§ **What to do**:
Give back every line exactly as it appears, pictures excluded.

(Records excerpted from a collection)

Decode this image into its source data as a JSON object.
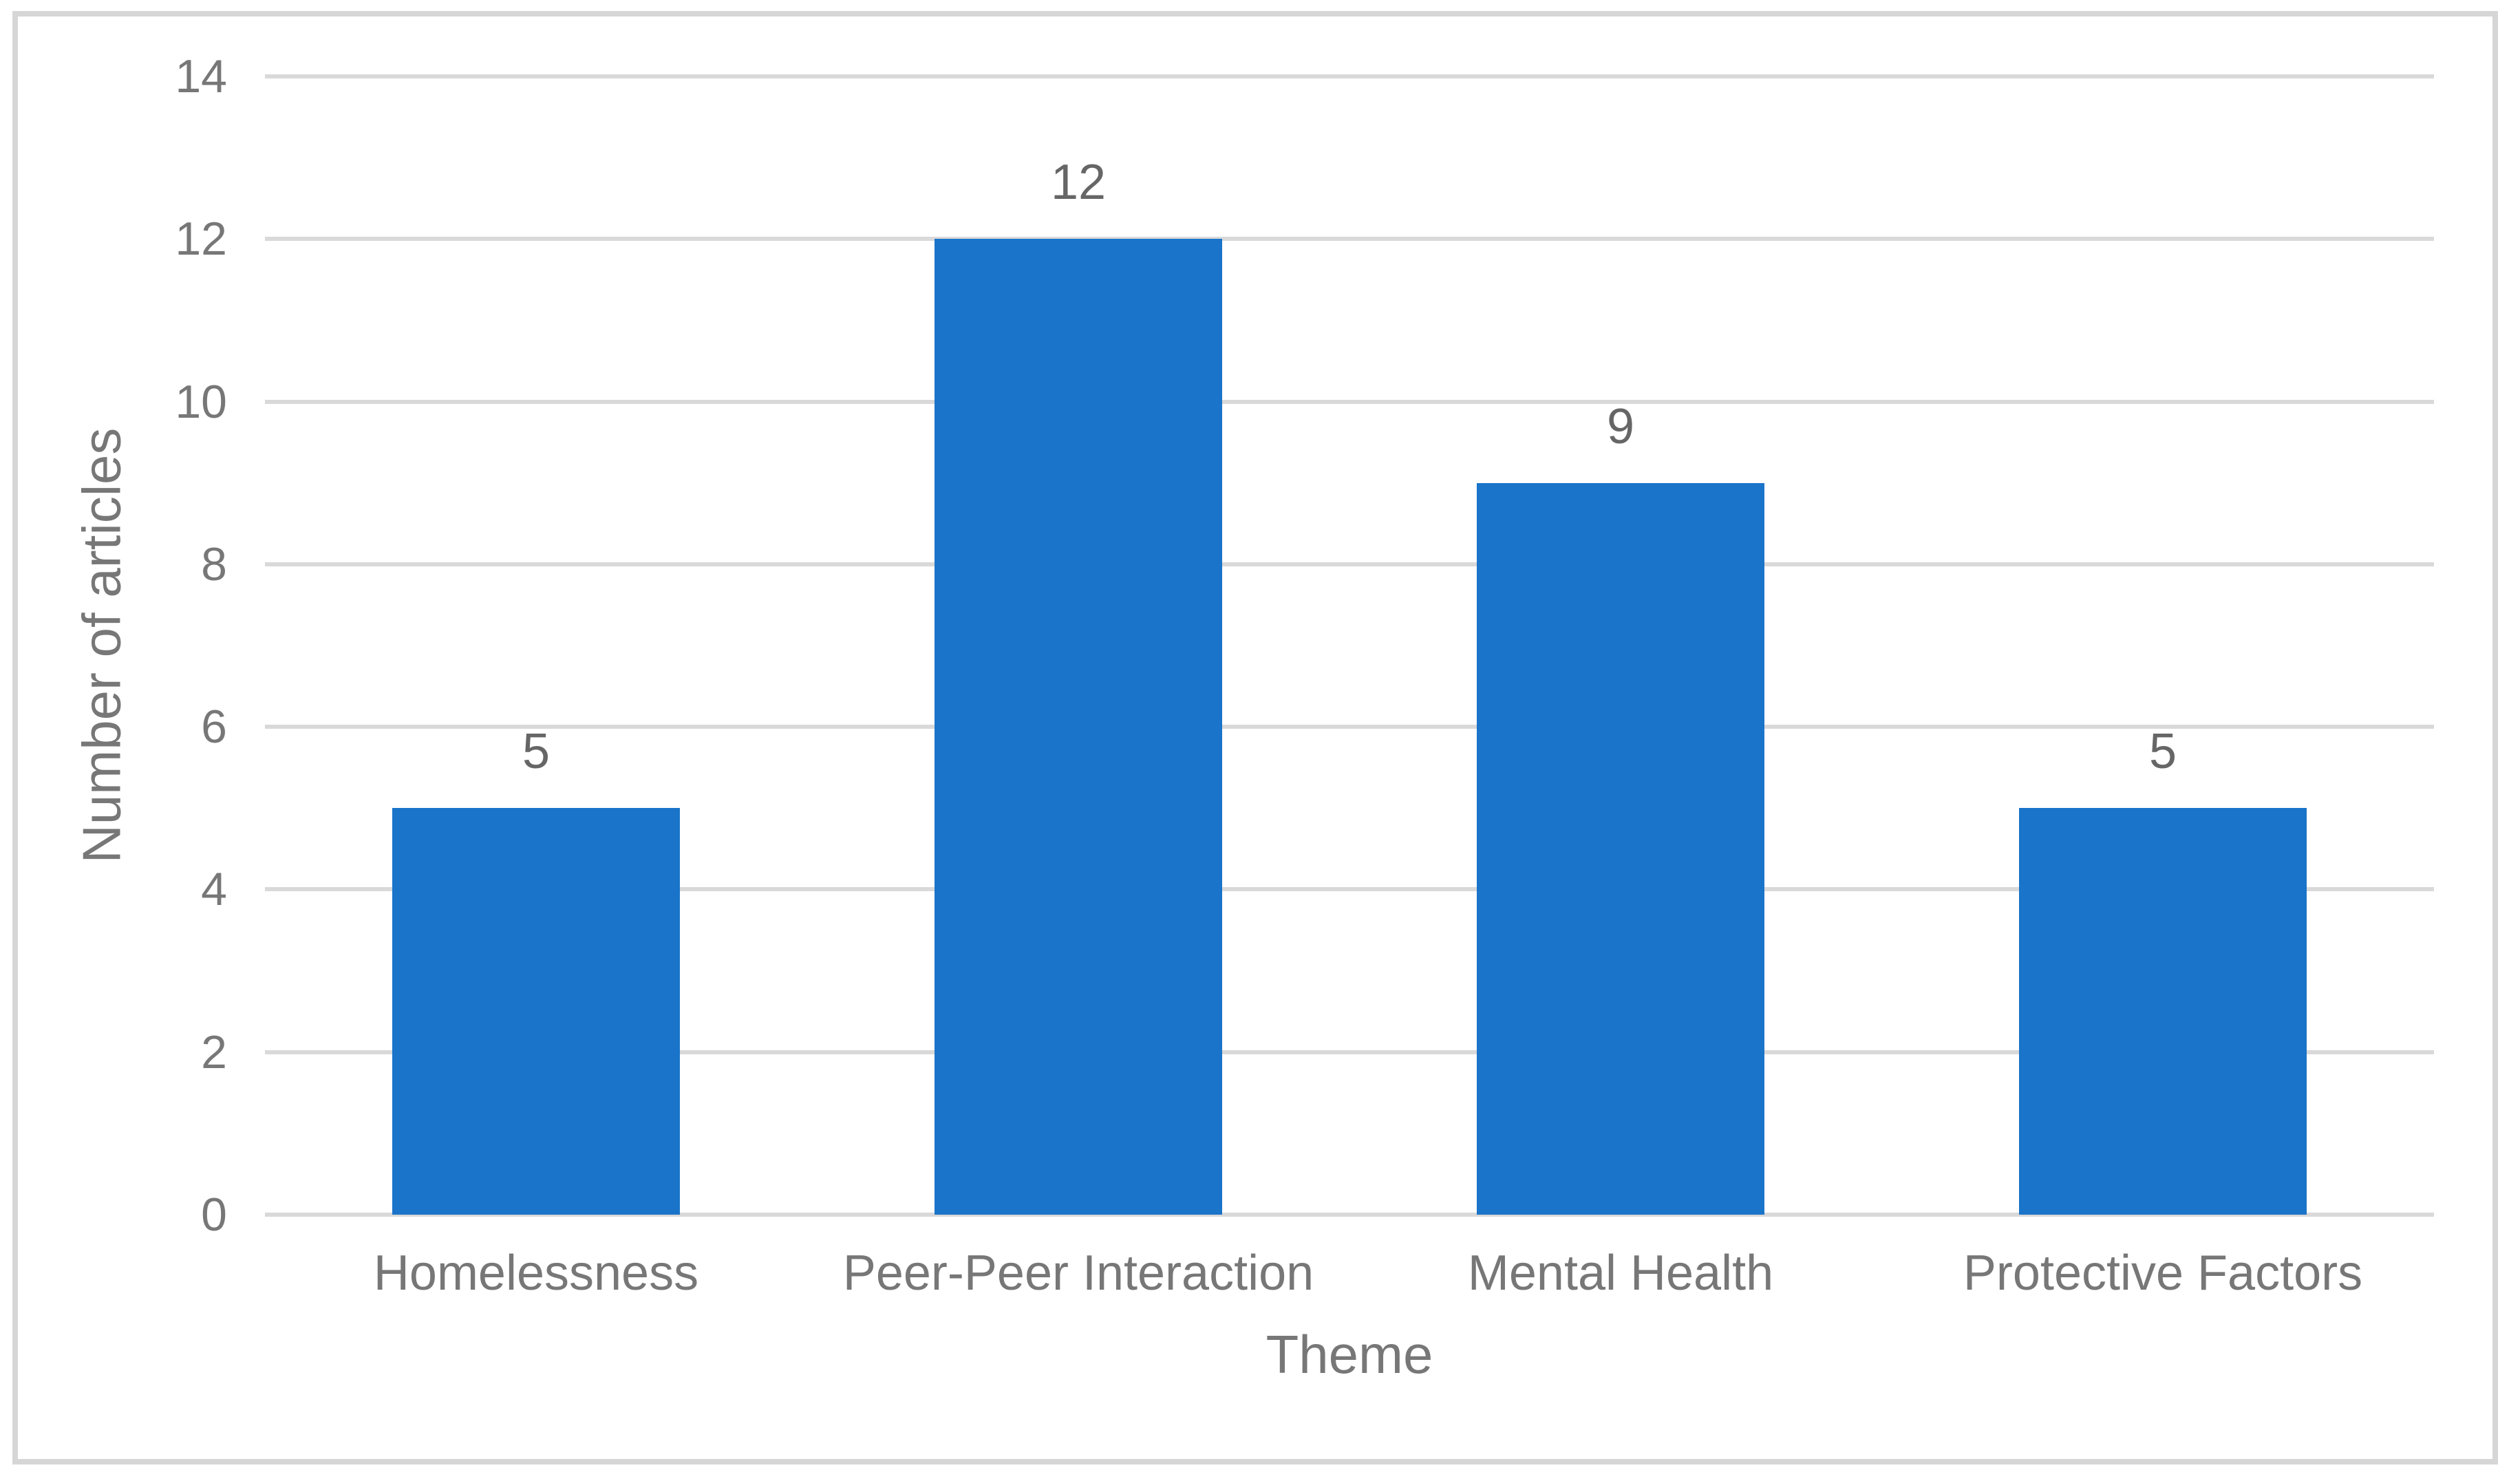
{
  "chart_data": {
    "type": "bar",
    "title": "",
    "categories": [
      "Homelessness",
      "Peer-Peer Interaction",
      "Mental Health",
      "Protective Factors"
    ],
    "values": [
      5,
      12,
      9,
      5
    ],
    "data_labels": [
      "5",
      "12",
      "9",
      "5"
    ],
    "xlabel": "Theme",
    "ylabel": "Number of articles",
    "ylim": [
      0,
      14
    ],
    "yticks": [
      0,
      2,
      4,
      6,
      8,
      10,
      12,
      14
    ],
    "grid": true,
    "legend": false,
    "gap_to_bar_ratio": "bars occupy about 53% of each category slot",
    "colors": {
      "bar_fill": "#1A74C9",
      "grid_line": "#D9D9D9",
      "axis_text": "#777777",
      "data_label_text": "#666666",
      "axis_title_text": "#777777",
      "figure_border": "#D6D6D6",
      "background": "#FFFFFF"
    }
  }
}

§ **Task result**:
Decode this image into its source data as a JSON object.
{
  "chart_data": {
    "type": "bar",
    "title": "",
    "categories": [
      "Homelessness",
      "Peer-Peer Interaction",
      "Mental Health",
      "Protective Factors"
    ],
    "values": [
      5,
      12,
      9,
      5
    ],
    "data_labels": [
      "5",
      "12",
      "9",
      "5"
    ],
    "xlabel": "Theme",
    "ylabel": "Number of articles",
    "ylim": [
      0,
      14
    ],
    "yticks": [
      0,
      2,
      4,
      6,
      8,
      10,
      12,
      14
    ],
    "grid": true,
    "legend": false,
    "gap_to_bar_ratio": "bars occupy about 53% of each category slot",
    "colors": {
      "bar_fill": "#1A74C9",
      "grid_line": "#D9D9D9",
      "axis_text": "#777777",
      "data_label_text": "#666666",
      "axis_title_text": "#777777",
      "figure_border": "#D6D6D6",
      "background": "#FFFFFF"
    }
  }
}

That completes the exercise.